begin
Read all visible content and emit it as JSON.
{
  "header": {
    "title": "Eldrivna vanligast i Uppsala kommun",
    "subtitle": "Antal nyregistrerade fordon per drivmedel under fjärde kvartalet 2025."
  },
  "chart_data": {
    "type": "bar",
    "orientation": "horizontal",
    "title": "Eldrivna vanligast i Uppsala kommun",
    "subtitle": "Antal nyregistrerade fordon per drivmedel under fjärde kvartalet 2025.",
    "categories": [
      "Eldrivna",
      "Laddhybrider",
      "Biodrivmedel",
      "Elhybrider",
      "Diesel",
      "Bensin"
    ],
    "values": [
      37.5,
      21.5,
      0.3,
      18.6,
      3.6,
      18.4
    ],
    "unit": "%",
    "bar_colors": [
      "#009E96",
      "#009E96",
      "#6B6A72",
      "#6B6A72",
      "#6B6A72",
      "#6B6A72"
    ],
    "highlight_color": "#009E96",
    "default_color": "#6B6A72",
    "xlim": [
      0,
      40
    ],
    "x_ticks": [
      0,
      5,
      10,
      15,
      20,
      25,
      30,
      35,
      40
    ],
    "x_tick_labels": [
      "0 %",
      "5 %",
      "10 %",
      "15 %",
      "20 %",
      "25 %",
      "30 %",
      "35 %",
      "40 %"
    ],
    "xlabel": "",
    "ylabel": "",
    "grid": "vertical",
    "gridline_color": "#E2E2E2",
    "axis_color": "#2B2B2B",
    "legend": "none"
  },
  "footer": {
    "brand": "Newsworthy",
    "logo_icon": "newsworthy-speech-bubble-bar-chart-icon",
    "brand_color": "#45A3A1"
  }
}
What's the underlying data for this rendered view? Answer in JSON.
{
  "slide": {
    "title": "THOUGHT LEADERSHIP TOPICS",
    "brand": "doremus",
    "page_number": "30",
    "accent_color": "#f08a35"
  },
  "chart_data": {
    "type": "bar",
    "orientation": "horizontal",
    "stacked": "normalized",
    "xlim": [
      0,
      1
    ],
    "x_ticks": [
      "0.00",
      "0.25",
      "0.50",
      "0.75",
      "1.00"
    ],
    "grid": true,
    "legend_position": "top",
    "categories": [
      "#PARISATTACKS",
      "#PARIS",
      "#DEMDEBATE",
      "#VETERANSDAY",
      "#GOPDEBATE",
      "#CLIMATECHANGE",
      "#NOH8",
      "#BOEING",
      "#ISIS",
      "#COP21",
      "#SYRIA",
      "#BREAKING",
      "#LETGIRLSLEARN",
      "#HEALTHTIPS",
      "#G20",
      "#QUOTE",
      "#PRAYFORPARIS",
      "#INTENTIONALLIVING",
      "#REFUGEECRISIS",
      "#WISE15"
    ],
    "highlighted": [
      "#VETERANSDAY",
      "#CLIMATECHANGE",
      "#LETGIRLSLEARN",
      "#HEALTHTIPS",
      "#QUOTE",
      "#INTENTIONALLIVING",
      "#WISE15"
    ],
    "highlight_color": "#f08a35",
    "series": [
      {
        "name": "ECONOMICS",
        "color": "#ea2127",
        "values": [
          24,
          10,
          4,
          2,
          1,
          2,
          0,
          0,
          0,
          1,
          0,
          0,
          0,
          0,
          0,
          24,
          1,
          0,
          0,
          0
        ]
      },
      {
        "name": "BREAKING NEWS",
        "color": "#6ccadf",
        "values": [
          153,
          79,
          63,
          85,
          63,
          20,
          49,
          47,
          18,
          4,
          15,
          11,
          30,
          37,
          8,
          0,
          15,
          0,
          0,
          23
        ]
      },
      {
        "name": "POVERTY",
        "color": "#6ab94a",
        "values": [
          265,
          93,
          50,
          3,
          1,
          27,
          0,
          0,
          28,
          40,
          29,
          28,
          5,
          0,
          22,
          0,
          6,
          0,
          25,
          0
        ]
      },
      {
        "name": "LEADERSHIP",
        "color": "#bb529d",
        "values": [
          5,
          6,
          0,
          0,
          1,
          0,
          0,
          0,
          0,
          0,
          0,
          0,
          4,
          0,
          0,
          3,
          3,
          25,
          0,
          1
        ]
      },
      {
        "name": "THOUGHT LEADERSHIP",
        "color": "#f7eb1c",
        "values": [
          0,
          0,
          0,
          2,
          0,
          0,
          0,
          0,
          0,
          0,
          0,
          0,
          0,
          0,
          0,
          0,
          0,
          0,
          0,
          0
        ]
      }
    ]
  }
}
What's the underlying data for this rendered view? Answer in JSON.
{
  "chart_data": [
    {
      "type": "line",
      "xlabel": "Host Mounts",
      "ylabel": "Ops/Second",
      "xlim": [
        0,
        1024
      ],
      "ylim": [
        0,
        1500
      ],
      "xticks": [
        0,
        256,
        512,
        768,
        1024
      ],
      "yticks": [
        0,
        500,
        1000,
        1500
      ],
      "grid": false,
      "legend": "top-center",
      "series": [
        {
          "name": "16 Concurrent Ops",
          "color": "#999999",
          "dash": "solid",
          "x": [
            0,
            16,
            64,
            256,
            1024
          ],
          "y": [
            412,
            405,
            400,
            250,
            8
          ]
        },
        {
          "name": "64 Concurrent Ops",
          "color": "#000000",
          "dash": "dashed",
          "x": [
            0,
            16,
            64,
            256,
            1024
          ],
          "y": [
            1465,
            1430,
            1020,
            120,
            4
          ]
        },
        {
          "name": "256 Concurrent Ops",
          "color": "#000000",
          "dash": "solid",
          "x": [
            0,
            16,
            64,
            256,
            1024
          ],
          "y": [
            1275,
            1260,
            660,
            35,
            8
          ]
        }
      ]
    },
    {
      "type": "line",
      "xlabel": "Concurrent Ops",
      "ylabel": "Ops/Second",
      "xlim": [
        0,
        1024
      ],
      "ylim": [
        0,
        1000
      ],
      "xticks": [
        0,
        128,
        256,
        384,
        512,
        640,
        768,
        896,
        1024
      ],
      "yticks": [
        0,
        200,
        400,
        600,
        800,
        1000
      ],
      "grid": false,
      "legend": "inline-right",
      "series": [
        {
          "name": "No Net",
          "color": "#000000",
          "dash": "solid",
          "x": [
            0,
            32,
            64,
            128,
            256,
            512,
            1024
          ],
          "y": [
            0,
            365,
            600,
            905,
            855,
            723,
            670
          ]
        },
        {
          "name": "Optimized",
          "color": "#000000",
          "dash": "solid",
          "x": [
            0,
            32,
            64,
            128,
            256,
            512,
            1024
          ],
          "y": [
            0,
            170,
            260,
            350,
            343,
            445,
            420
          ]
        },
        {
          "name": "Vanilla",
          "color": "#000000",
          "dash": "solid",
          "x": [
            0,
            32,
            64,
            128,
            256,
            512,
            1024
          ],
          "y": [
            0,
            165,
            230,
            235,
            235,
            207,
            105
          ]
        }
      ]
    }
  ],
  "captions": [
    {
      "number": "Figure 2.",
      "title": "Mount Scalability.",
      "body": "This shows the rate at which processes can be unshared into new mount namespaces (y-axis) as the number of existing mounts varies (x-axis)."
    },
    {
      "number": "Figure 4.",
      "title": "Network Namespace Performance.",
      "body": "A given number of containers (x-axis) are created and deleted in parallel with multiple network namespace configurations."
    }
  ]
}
end
Aim >>
Return the full listing, character for character.

Finished exercise >>
Read all visible content and emit it as JSON.
{
  "header": {
    "title": "Eldrivna vanligast i Uppsala kommun",
    "subtitle": "Antal nyregistrerade fordon per drivmedel under fjärde kvartalet 2025."
  },
  "chart_data": {
    "type": "bar",
    "orientation": "horizontal",
    "title": "Eldrivna vanligast i Uppsala kommun",
    "subtitle": "Antal nyregistrerade fordon per drivmedel under fjärde kvartalet 2025.",
    "categories": [
      "Eldrivna",
      "Laddhybrider",
      "Biodrivmedel",
      "Elhybrider",
      "Diesel",
      "Bensin"
    ],
    "values": [
      37.5,
      21.5,
      0.3,
      18.6,
      3.6,
      18.4
    ],
    "unit": "%",
    "bar_colors": [
      "#009E96",
      "#009E96",
      "#6B6A72",
      "#6B6A72",
      "#6B6A72",
      "#6B6A72"
    ],
    "highlight_color": "#009E96",
    "default_color": "#6B6A72",
    "xlim": [
      0,
      40
    ],
    "x_ticks": [
      0,
      5,
      10,
      15,
      20,
      25,
      30,
      35,
      40
    ],
    "x_tick_labels": [
      "0 %",
      "5 %",
      "10 %",
      "15 %",
      "20 %",
      "25 %",
      "30 %",
      "35 %",
      "40 %"
    ],
    "xlabel": "",
    "ylabel": "",
    "grid": "vertical",
    "gridline_color": "#E2E2E2",
    "axis_color": "#2B2B2B",
    "legend": "none"
  },
  "footer": {
    "brand": "Newsworthy",
    "logo_icon": "newsworthy-speech-bubble-bar-chart-icon",
    "brand_color": "#45A3A1"
  }
}
What's the underlying data for this rendered view? Answer in JSON.
{
  "slide": {
    "title": "THOUGHT LEADERSHIP TOPICS",
    "brand": "doremus",
    "page_number": "30",
    "accent_color": "#f08a35"
  },
  "chart_data": {
    "type": "bar",
    "orientation": "horizontal",
    "stacked": "normalized",
    "xlim": [
      0,
      1
    ],
    "x_ticks": [
      "0.00",
      "0.25",
      "0.50",
      "0.75",
      "1.00"
    ],
    "grid": true,
    "legend_position": "top",
    "categories": [
      "#PARISATTACKS",
      "#PARIS",
      "#DEMDEBATE",
      "#VETERANSDAY",
      "#GOPDEBATE",
      "#CLIMATECHANGE",
      "#NOH8",
      "#BOEING",
      "#ISIS",
      "#COP21",
      "#SYRIA",
      "#BREAKING",
      "#LETGIRLSLEARN",
      "#HEALTHTIPS",
      "#G20",
      "#QUOTE",
      "#PRAYFORPARIS",
      "#INTENTIONALLIVING",
      "#REFUGEECRISIS",
      "#WISE15"
    ],
    "highlighted": [
      "#VETERANSDAY",
      "#CLIMATECHANGE",
      "#LETGIRLSLEARN",
      "#HEALTHTIPS",
      "#QUOTE",
      "#INTENTIONALLIVING",
      "#WISE15"
    ],
    "highlight_color": "#f08a35",
    "series": [
      {
        "name": "ECONOMICS",
        "color": "#ea2127",
        "values": [
          24,
          10,
          4,
          2,
          1,
          2,
          0,
          0,
          0,
          1,
          0,
          0,
          0,
          0,
          0,
          24,
          1,
          0,
          0,
          0
        ]
      },
      {
        "name": "BREAKING NEWS",
        "color": "#6ccadf",
        "values": [
          153,
          79,
          63,
          85,
          63,
          20,
          49,
          47,
          18,
          4,
          15,
          11,
          30,
          37,
          8,
          0,
          15,
          0,
          0,
          23
        ]
      },
      {
        "name": "POVERTY",
        "color": "#6ab94a",
        "values": [
          265,
          93,
          50,
          3,
          1,
          27,
          0,
          0,
          28,
          40,
          29,
          28,
          5,
          0,
          22,
          0,
          6,
          0,
          25,
          0
        ]
      },
      {
        "name": "LEADERSHIP",
        "color": "#bb529d",
        "values": [
          5,
          6,
          0,
          0,
          1,
          0,
          0,
          0,
          0,
          0,
          0,
          0,
          4,
          0,
          0,
          3,
          3,
          25,
          0,
          1
        ]
      },
      {
        "name": "THOUGHT LEADERSHIP",
        "color": "#f7eb1c",
        "values": [
          0,
          0,
          0,
          2,
          0,
          0,
          0,
          0,
          0,
          0,
          0,
          0,
          0,
          0,
          0,
          0,
          0,
          0,
          0,
          0
        ]
      }
    ]
  }
}
What's the underlying data for this rendered view? Answer in JSON.
{
  "chart_data": [
    {
      "type": "line",
      "xlabel": "Host Mounts",
      "ylabel": "Ops/Second",
      "xlim": [
        0,
        1024
      ],
      "ylim": [
        0,
        1500
      ],
      "xticks": [
        0,
        256,
        512,
        768,
        1024
      ],
      "yticks": [
        0,
        500,
        1000,
        1500
      ],
      "grid": false,
      "legend": "top-center",
      "series": [
        {
          "name": "16 Concurrent Ops",
          "color": "#999999",
          "dash": "solid",
          "x": [
            0,
            16,
            64,
            256,
            1024
          ],
          "y": [
            412,
            405,
            400,
            250,
            8
          ]
        },
        {
          "name": "64 Concurrent Ops",
          "color": "#000000",
          "dash": "dashed",
          "x": [
            0,
            16,
            64,
            256,
            1024
          ],
          "y": [
            1465,
            1430,
            1020,
            120,
            4
          ]
        },
        {
          "name": "256 Concurrent Ops",
          "color": "#000000",
          "dash": "solid",
          "x": [
            0,
            16,
            64,
            256,
            1024
          ],
          "y": [
            1275,
            1260,
            660,
            35,
            8
          ]
        }
      ]
    },
    {
      "type": "line",
      "xlabel": "Concurrent Ops",
      "ylabel": "Ops/Second",
      "xlim": [
        0,
        1024
      ],
      "ylim": [
        0,
        1000
      ],
      "xticks": [
        0,
        128,
        256,
        384,
        512,
        640,
        768,
        896,
        1024
      ],
      "yticks": [
        0,
        200,
        400,
        600,
        800,
        1000
      ],
      "grid": false,
      "legend": "inline-right",
      "series": [
        {
          "name": "No Net",
          "color": "#000000",
          "dash": "solid",
          "x": [
            0,
            32,
            64,
            128,
            256,
            512,
            1024
          ],
          "y": [
            0,
            365,
            600,
            905,
            855,
            723,
            670
          ]
        },
        {
          "name": "Optimized",
          "color": "#000000",
          "dash": "solid",
          "x": [
            0,
            32,
            64,
            128,
            256,
            512,
            1024
          ],
          "y": [
            0,
            170,
            260,
            350,
            343,
            445,
            420
          ]
        },
        {
          "name": "Vanilla",
          "color": "#000000",
          "dash": "solid",
          "x": [
            0,
            32,
            64,
            128,
            256,
            512,
            1024
          ],
          "y": [
            0,
            165,
            230,
            235,
            235,
            207,
            105
          ]
        }
      ]
    }
  ],
  "captions": [
    {
      "number": "Figure 2.",
      "title": "Mount Scalability.",
      "body": "This shows the rate at which processes can be unshared into new mount namespaces (y-axis) as the number of existing mounts varies (x-axis)."
    },
    {
      "number": "Figure 4.",
      "title": "Network Namespace Performance.",
      "body": "A given number of containers (x-axis) are created and deleted in parallel with multiple network namespace configurations."
    }
  ]
}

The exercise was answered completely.